From the entries below, gather every line containing the string "this".

(Dataset listings of figures)
★ ★ ★

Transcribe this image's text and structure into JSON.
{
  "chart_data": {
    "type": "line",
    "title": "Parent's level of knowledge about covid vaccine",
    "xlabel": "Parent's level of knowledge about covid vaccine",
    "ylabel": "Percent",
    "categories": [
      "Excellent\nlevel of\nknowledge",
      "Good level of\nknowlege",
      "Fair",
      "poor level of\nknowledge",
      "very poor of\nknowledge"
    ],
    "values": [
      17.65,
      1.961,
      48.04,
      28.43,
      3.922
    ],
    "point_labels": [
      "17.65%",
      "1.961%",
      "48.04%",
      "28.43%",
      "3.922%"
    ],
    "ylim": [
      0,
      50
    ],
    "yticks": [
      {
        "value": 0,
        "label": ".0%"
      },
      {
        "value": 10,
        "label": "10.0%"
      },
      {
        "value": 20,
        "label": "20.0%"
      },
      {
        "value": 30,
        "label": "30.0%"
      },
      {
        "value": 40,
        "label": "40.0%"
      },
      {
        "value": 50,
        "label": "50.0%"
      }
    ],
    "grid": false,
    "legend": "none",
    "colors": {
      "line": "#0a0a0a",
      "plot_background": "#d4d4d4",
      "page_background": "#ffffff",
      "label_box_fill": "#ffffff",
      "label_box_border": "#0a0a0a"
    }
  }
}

★ ★ ★

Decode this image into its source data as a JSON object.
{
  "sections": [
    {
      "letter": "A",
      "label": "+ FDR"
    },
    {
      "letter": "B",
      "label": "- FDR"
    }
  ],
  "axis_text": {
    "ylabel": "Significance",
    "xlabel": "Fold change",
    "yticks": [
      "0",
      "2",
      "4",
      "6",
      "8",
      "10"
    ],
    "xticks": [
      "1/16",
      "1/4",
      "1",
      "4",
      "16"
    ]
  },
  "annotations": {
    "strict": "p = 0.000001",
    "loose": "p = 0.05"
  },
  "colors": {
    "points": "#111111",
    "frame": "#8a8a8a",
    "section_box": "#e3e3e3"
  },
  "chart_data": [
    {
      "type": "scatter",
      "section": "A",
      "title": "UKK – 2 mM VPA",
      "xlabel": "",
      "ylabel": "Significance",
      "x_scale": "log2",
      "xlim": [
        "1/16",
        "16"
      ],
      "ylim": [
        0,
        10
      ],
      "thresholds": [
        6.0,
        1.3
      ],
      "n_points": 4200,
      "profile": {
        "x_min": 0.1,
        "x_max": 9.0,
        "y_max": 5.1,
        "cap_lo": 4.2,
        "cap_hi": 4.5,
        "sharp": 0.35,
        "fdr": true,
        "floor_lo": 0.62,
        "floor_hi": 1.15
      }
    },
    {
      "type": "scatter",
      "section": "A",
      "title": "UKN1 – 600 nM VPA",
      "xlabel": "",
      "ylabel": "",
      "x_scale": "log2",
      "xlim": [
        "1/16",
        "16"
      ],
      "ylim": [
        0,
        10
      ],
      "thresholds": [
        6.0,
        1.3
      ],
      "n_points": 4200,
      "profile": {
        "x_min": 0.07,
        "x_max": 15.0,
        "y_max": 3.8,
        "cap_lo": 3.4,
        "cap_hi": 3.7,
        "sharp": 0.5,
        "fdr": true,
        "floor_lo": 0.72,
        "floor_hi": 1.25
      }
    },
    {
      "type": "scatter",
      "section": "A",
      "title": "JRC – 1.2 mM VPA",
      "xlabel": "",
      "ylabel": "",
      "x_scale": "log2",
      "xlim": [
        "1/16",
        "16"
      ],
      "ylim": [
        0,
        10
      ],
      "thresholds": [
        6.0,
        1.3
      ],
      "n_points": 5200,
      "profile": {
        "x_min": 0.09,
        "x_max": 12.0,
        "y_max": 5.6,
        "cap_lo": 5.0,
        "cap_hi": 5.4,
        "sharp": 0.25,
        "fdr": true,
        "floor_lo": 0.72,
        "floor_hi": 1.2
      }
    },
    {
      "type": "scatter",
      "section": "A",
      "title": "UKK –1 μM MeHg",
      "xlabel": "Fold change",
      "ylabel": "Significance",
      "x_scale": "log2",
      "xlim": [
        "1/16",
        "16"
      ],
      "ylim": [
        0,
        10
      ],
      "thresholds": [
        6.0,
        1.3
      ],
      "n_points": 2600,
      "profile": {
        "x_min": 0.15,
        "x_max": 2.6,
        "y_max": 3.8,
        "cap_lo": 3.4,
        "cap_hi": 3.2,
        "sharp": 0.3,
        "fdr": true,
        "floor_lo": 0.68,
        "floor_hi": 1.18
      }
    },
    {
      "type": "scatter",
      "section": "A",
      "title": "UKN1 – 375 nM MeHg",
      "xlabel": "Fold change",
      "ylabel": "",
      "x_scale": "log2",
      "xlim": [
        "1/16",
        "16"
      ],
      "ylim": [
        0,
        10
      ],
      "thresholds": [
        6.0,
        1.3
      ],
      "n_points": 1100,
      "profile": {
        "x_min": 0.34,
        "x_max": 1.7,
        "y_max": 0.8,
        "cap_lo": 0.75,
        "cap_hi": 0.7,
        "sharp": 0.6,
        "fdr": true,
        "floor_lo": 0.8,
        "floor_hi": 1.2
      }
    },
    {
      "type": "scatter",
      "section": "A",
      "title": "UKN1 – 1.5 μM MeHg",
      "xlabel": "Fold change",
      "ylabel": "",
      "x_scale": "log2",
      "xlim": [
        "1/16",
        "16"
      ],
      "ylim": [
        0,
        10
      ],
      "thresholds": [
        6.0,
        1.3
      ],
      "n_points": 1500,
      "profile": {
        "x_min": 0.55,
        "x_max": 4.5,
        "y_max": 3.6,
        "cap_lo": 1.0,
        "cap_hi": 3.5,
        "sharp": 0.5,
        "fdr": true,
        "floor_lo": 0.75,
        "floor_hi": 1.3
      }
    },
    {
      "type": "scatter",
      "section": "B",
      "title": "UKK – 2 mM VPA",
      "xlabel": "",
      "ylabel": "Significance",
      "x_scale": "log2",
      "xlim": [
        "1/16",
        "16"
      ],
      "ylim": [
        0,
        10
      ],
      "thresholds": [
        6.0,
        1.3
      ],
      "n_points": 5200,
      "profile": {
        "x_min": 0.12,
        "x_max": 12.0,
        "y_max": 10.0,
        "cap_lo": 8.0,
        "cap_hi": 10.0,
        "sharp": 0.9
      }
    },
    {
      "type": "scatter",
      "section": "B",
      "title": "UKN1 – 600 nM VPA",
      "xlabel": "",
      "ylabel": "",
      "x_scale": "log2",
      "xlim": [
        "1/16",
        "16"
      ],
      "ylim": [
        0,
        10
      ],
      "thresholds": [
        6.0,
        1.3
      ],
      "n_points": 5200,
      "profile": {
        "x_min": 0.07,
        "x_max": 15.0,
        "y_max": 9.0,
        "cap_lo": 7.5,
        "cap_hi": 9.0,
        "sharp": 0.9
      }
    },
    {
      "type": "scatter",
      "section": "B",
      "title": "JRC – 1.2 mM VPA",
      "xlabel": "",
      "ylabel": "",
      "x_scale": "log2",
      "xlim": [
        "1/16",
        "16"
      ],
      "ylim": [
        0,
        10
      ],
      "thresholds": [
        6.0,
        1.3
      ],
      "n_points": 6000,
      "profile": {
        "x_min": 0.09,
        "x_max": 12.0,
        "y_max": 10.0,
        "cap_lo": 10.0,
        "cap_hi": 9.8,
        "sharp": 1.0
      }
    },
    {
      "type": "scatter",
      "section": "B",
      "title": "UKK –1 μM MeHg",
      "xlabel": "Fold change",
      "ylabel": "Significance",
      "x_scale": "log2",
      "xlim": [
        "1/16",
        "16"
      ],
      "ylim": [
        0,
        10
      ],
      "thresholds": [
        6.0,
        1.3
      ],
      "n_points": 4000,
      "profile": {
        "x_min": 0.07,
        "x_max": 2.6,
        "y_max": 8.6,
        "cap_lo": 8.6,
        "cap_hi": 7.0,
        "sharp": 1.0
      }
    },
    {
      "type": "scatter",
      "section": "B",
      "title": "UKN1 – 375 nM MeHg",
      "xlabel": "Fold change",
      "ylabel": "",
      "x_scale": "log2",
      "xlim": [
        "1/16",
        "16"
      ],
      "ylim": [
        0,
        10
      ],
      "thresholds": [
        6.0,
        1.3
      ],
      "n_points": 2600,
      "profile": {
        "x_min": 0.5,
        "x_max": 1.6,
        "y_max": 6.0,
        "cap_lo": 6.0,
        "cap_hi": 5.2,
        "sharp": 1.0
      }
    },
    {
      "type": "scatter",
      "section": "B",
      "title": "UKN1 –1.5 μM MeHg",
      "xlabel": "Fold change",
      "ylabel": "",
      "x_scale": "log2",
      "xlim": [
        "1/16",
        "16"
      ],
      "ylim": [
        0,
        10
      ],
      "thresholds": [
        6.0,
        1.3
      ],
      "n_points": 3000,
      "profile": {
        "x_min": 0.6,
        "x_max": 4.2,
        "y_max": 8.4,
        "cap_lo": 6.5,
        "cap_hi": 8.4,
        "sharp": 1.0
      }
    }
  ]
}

★ ★ ★

### Task response
Transcribe this image's text and structure into JSON.
Decode this image into its source data as a JSON object.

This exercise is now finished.